[To do] Print the records below word for word, but leave out the pictures.

* start Given data *

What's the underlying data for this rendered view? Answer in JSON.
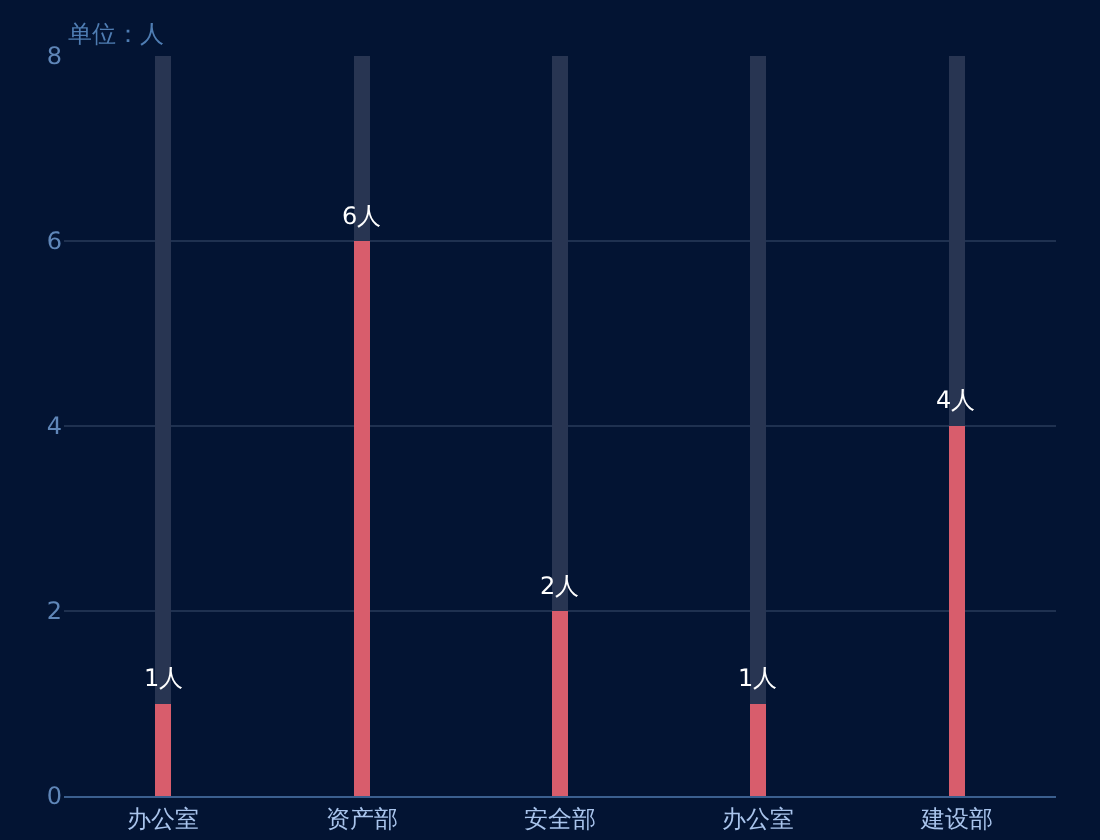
{
  "chart_data": {
    "type": "bar",
    "annotations": [
      "单位：人"
    ],
    "categories": [
      "办公室",
      "资产部",
      "安全部",
      "办公室",
      "建设部"
    ],
    "series": [
      {
        "color": "#d85d6c",
        "values": [
          1,
          6,
          2,
          1,
          4
        ],
        "value_labels": [
          "1人",
          "6人",
          "2人",
          "1人",
          "4人"
        ]
      },
      {
        "color": "#283552",
        "values": [
          7,
          2,
          6,
          7,
          4
        ]
      }
    ],
    "stacked": true,
    "ylim": [
      0,
      8
    ],
    "yticks": [
      0,
      2,
      4,
      6,
      8
    ],
    "grid": "y"
  }
}
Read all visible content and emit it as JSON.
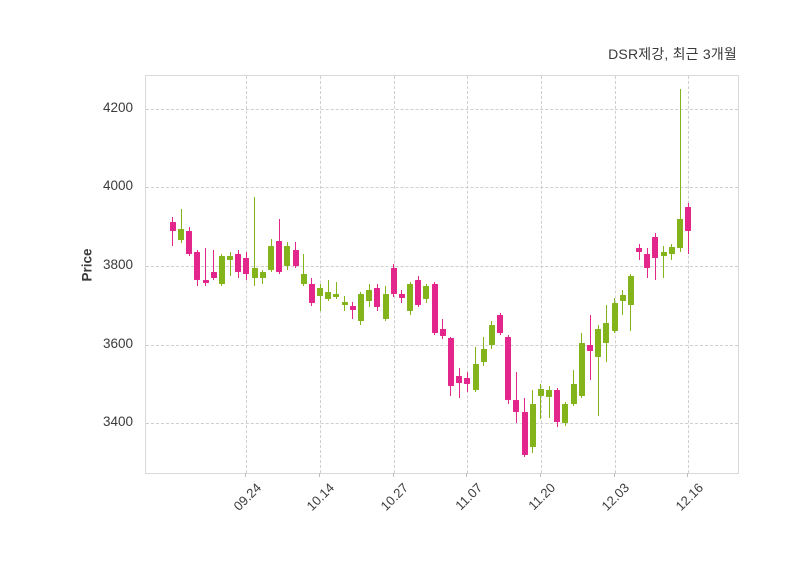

* end Given data *

[Finished task]
What's the underlying data for this rendered view? Answer in JSON.
{
  "chart_data": {
    "type": "bar",
    "annotations": [
      "单位：人"
    ],
    "categories": [
      "办公室",
      "资产部",
      "安全部",
      "办公室",
      "建设部"
    ],
    "series": [
      {
        "color": "#d85d6c",
        "values": [
          1,
          6,
          2,
          1,
          4
        ],
        "value_labels": [
          "1人",
          "6人",
          "2人",
          "1人",
          "4人"
        ]
      },
      {
        "color": "#283552",
        "values": [
          7,
          2,
          6,
          7,
          4
        ]
      }
    ],
    "stacked": true,
    "ylim": [
      0,
      8
    ],
    "yticks": [
      0,
      2,
      4,
      6,
      8
    ],
    "grid": "y"
  }
}
Read all visible content and emit it as JSON.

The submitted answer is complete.